___ Materials provided
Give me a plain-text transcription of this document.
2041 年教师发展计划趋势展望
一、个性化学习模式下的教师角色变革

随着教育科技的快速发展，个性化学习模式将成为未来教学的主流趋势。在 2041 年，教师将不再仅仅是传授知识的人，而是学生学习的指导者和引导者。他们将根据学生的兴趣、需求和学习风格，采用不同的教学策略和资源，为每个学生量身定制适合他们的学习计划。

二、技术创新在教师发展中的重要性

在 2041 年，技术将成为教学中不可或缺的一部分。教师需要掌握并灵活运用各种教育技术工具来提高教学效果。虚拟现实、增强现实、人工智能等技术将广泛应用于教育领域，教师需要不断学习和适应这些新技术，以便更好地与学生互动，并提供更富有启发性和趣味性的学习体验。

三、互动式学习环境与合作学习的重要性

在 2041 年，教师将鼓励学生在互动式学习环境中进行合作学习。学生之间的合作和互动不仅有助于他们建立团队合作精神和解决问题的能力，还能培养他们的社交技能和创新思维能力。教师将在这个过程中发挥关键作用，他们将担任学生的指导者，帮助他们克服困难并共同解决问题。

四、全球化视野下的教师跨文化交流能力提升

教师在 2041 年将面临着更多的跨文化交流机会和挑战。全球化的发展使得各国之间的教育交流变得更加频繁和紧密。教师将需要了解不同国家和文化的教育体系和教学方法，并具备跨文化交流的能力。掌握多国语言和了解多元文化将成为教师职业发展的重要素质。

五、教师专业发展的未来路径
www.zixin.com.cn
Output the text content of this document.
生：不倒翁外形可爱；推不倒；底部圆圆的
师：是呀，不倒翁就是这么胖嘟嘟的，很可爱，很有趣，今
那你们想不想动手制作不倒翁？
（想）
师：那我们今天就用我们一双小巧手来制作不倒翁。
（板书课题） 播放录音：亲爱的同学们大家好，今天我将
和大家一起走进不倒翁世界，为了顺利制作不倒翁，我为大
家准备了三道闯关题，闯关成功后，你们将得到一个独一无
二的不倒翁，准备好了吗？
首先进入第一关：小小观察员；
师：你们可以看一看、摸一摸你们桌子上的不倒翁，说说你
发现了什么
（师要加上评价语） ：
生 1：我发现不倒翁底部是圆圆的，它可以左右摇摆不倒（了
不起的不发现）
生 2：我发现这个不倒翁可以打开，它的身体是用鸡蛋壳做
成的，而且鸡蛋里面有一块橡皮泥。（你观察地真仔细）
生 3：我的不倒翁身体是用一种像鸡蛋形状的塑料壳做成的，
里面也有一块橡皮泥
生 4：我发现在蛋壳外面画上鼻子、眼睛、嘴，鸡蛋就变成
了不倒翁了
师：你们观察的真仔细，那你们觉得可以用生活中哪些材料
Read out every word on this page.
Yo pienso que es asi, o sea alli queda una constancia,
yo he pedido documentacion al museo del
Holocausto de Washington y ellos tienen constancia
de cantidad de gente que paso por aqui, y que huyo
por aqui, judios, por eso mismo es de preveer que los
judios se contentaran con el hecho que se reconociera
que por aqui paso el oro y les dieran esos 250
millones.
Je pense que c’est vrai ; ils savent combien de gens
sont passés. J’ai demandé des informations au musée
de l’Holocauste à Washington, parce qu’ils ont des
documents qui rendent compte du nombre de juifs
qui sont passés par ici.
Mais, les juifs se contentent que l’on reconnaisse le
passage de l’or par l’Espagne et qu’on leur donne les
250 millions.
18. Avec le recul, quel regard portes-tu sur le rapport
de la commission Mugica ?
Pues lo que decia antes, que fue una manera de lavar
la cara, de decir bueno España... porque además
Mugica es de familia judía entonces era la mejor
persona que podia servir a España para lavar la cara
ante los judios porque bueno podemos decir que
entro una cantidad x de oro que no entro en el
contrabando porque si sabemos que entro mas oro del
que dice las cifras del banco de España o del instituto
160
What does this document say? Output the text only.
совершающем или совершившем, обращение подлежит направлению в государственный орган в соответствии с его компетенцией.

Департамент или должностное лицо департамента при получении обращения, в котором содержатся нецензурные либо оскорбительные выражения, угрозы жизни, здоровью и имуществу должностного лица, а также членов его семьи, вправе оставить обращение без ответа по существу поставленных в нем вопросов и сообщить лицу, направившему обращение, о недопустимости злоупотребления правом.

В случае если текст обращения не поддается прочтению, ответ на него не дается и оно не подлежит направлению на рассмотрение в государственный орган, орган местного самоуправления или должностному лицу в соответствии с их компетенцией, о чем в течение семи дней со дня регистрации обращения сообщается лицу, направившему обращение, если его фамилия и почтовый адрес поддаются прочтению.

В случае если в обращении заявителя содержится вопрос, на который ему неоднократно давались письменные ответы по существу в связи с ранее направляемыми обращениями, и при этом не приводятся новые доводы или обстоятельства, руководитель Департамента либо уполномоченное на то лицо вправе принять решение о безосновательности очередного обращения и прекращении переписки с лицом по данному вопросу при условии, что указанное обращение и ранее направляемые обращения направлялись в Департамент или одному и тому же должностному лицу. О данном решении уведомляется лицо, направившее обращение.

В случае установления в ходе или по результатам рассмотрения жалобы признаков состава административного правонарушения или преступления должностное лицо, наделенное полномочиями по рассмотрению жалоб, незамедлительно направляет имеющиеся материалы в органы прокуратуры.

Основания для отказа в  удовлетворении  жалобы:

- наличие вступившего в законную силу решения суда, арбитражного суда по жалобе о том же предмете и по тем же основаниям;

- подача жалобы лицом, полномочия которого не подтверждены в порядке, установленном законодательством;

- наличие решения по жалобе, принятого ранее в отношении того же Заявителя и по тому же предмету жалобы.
______
__Written exercise__
Pick each line holding the word "лицу" out of the data and copy it.

__Answer to the task__
Департамент или должностное лицо департамента при получении обращения, в котором содержатся нецензурные либо оскорбительные выражения, угрозы жизни, здоровью и имуществу должностного лица, а также членов его семьи, вправе оставить обращение без ответа по существу поставленных в нем вопросов и сообщить лицу, направившему обращение, о недопустимости злоупотребления правом.
В случае если текст обращения не поддается прочтению, ответ на него не дается и оно не подлежит направлению на рассмотрение в государственный орган, орган местного самоуправления или должностному лицу в соответствии с их компетенцией, о чем в течение семи дней со дня регистрации обращения сообщается лицу, направившему обращение, если его фамилия и почтовый адрес поддаются прочтению.
В случае если в обращении заявителя содержится вопрос, на который ему неоднократно давались письменные ответы по существу в связи с ранее направляемыми обращениями, и при этом не приводятся новые доводы или обстоятельства, руководитель Департамента либо уполномоченное на то лицо вправе принять решение о безосновательности очередного обращения и прекращении переписки с лицом по данному вопросу при условии, что указанное обращение и ранее направляемые обращения направлялись в Департамент или одному и тому же должностному лицу. О данном решении уведомляется лицо, направившее обращение.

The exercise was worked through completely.